_WRITTEN EXERCISE_
Only a number is required: how many lines of the material contain the word "县级媒体融合"?

-=-=-=-=-

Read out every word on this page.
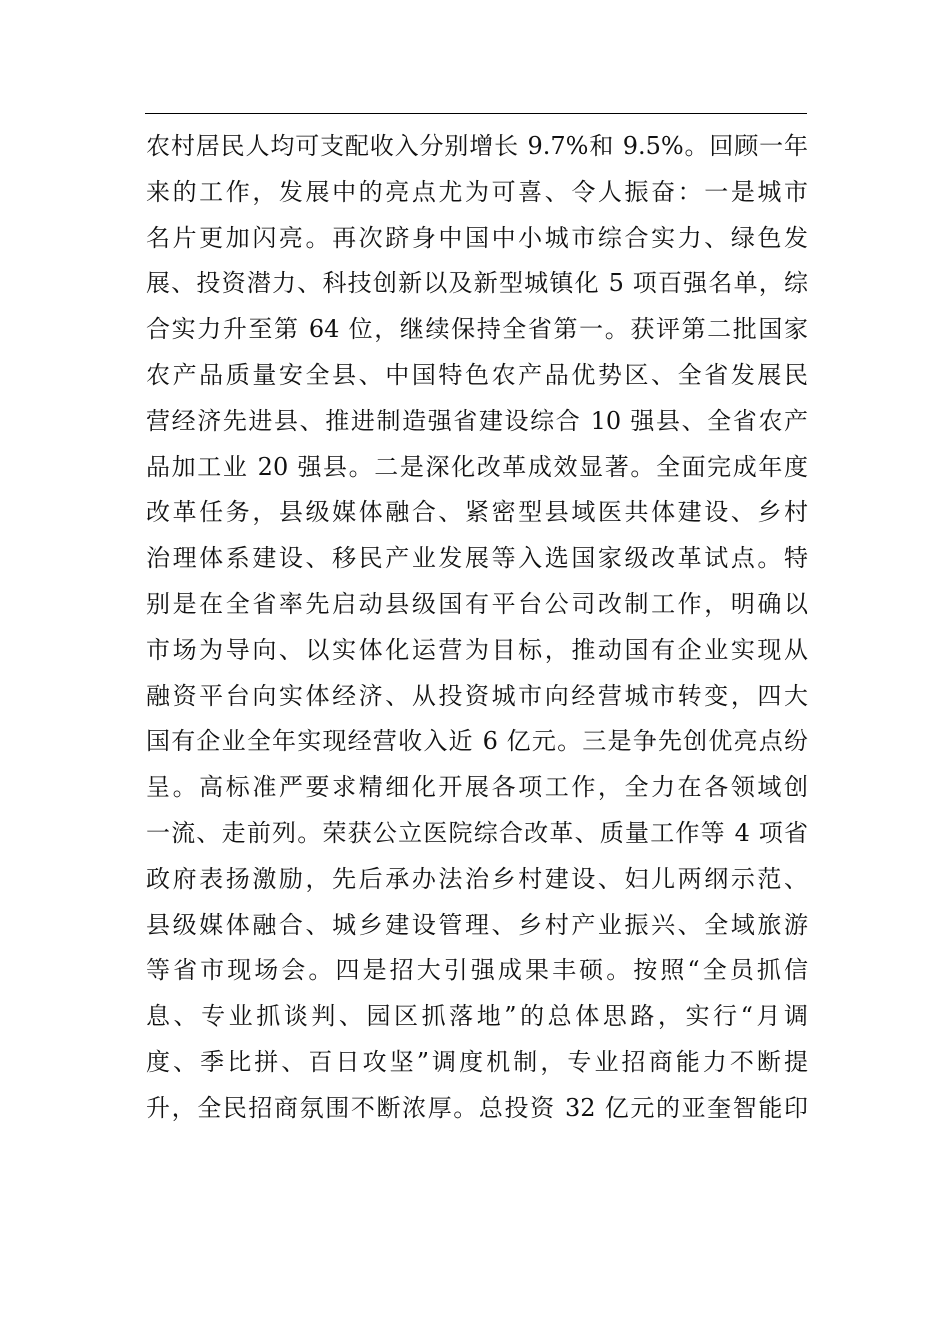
农村居民人均可支配收入分别增长 9.7%和 9.5%。回顾一年
来的工作，发展中的亮点尤为可喜、令人振奋：一是城市
名片更加闪亮。再次跻身中国中小城市综合实力、绿色发
展、投资潜力、科技创新以及新型城镇化 5 项百强名单，综
合实力升至第 64 位，继续保持全省第一。获评第二批国家
农产品质量安全县、中国特色农产品优势区、全省发展民
营经济先进县、推进制造强省建设综合 10 强县、全省农产
品加工业 20 强县。二是深化改革成效显著。全面完成年度
改革任务，县级媒体融合、紧密型县域医共体建设、乡村
治理体系建设、移民产业发展等入选国家级改革试点。特
别是在全省率先启动县级国有平台公司改制工作，明确以
市场为导向、以实体化运营为目标，推动国有企业实现从
融资平台向实体经济、从投资城市向经营城市转变，四大
国有企业全年实现经营收入近 6 亿元。三是争先创优亮点纷
呈。高标准严要求精细化开展各项工作，全力在各领域创
一流、走前列。荣获公立医院综合改革、质量工作等 4 项省
政府表扬激励，先后承办法治乡村建设、妇儿两纲示范、
县级媒体融合、城乡建设管理、乡村产业振兴、全域旅游
等省市现场会。四是招大引强成果丰硕。按照“全员抓信
息、专业抓谈判、园区抓落地”的总体思路，实行“月调
度、季比拼、百日攻坚”调度机制，专业招商能力不断提
升，全民招商氛围不断浓厚。总投资 32 亿元的亚奎智能印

-=-=-=-=-

_ANSWER TO THE PROBLEM_
2